» Directions:
In the data below, find every line with the string "heading" and pull it out.
________________________
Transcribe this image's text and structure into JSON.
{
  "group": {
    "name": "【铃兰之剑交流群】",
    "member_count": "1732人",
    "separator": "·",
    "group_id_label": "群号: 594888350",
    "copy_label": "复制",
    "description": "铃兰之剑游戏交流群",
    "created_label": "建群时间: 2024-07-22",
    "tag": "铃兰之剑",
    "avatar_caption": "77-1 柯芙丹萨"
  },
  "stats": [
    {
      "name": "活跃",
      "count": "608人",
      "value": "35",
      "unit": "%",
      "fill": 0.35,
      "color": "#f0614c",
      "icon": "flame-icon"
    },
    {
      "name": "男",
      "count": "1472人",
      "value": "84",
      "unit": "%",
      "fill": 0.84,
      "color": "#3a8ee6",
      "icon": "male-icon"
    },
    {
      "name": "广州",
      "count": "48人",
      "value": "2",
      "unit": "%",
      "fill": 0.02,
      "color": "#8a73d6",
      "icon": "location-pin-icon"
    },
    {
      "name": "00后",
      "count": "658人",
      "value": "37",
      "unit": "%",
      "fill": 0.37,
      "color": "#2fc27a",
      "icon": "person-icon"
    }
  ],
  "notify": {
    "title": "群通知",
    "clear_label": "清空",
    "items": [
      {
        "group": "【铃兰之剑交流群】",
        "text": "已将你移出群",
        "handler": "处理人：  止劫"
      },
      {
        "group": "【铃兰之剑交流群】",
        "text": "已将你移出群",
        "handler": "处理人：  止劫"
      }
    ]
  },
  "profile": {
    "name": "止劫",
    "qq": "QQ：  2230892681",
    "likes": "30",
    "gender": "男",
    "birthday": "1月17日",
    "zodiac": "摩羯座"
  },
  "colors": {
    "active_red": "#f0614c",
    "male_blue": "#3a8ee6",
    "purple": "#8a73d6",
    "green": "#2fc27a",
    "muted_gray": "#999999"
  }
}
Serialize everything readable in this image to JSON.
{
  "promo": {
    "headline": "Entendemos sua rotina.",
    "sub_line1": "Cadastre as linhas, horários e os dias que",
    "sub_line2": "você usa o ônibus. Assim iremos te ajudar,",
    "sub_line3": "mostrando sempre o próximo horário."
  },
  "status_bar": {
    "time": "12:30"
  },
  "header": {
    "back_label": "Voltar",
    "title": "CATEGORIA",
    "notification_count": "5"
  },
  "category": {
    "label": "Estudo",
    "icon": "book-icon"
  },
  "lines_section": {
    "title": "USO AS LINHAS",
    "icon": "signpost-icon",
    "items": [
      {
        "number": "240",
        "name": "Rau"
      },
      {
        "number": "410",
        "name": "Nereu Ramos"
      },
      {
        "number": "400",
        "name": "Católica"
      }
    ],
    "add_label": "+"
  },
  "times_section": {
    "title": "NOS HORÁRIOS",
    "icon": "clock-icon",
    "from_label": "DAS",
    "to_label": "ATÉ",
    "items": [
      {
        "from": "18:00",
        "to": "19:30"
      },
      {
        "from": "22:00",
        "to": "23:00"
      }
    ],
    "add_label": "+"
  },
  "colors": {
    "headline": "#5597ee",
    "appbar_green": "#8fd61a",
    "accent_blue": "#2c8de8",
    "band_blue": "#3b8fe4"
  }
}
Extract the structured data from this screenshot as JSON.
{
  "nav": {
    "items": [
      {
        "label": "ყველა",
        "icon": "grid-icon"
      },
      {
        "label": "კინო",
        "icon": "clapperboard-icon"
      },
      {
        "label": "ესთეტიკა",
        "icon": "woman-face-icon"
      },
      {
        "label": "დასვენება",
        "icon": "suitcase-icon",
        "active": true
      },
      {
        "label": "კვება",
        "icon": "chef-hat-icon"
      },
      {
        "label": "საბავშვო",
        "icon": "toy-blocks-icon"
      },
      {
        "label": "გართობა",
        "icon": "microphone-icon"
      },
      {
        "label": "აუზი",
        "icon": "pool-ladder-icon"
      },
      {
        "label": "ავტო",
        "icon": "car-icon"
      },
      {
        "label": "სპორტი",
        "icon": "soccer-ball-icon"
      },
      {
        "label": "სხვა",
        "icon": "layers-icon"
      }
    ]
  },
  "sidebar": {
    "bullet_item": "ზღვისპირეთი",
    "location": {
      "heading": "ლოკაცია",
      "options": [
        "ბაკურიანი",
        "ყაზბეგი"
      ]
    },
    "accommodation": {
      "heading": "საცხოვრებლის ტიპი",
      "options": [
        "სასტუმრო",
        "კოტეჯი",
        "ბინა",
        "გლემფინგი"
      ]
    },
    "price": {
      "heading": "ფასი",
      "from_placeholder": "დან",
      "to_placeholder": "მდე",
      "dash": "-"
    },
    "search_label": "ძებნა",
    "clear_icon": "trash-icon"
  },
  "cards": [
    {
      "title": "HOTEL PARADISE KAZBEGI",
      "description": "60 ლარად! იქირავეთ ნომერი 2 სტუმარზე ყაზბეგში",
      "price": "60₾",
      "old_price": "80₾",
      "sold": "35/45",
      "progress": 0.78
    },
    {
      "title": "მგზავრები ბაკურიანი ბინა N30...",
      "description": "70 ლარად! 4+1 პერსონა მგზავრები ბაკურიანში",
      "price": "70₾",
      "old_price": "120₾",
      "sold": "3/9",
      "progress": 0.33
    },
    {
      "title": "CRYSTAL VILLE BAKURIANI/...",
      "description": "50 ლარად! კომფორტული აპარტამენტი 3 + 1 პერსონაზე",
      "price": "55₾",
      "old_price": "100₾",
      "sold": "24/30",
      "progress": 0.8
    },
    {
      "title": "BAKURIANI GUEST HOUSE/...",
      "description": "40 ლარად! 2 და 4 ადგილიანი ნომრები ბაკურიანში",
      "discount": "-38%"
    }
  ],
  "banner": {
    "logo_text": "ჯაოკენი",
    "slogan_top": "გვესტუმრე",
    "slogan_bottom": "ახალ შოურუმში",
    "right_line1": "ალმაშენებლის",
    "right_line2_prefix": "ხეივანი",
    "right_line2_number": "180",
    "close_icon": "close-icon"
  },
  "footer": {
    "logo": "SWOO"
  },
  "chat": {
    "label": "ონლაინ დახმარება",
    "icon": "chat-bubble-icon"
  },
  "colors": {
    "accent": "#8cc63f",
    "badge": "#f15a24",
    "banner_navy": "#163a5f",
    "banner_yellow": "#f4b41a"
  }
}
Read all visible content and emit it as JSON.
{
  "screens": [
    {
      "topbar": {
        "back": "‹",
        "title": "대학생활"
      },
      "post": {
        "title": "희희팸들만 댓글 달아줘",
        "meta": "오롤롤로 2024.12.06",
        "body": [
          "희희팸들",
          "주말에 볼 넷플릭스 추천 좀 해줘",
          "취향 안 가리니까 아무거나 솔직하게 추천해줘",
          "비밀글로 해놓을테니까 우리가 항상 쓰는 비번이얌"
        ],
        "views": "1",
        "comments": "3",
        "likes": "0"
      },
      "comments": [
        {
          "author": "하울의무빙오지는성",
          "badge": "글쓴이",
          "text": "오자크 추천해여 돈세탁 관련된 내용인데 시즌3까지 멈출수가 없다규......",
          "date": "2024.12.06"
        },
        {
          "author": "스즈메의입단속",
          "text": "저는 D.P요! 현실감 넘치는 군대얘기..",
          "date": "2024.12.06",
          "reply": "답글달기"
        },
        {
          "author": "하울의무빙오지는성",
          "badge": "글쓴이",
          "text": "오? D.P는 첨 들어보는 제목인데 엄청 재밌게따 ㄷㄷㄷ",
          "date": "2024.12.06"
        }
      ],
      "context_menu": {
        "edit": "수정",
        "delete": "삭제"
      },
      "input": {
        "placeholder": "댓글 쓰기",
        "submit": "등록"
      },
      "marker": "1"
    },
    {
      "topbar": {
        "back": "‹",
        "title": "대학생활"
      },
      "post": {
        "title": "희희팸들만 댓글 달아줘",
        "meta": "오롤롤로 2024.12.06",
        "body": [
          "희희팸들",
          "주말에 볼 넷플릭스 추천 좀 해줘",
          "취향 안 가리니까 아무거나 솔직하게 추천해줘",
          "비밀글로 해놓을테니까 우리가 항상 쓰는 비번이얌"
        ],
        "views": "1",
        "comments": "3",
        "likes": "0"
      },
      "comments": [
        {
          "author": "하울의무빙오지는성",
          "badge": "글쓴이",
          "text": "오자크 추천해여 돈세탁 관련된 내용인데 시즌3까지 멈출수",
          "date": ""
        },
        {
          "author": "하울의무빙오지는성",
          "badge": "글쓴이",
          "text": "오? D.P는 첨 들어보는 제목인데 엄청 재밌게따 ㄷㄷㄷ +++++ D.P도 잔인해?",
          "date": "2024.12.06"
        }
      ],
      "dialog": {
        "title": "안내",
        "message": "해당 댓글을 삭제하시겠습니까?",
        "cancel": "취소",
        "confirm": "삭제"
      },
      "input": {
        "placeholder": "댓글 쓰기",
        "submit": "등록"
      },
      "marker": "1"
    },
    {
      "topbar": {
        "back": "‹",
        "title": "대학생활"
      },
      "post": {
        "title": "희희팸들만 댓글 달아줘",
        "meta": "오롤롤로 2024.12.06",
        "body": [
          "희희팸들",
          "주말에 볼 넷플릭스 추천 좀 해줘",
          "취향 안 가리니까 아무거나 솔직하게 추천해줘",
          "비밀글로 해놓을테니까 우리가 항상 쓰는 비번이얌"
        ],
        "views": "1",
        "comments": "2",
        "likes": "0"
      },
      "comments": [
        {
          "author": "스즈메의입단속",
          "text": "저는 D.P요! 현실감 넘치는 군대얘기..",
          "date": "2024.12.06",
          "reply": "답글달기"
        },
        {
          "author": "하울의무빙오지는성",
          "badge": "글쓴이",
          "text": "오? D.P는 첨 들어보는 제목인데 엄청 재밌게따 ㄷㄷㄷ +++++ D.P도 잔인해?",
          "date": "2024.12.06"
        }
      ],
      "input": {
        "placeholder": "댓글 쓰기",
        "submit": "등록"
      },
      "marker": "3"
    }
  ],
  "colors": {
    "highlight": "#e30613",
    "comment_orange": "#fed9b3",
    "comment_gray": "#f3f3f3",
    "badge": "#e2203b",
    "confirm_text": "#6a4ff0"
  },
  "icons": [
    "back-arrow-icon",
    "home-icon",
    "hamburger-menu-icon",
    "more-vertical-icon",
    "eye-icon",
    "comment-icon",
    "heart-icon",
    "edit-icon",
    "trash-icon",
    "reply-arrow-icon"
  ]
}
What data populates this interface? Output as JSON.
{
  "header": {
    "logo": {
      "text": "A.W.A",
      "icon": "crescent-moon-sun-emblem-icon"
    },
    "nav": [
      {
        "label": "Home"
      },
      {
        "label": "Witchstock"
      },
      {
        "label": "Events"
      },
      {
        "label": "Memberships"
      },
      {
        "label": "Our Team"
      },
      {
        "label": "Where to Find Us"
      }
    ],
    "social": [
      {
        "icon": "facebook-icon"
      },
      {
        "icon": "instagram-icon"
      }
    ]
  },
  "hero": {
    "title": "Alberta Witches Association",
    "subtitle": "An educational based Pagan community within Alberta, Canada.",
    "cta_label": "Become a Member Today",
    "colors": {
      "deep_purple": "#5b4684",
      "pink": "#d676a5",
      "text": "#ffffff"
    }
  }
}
________________________
» Response to this task:
      "heading": "ლოკაცია",
      "heading": "საცხოვრებლის ტიპი",
      "heading": "ფასი",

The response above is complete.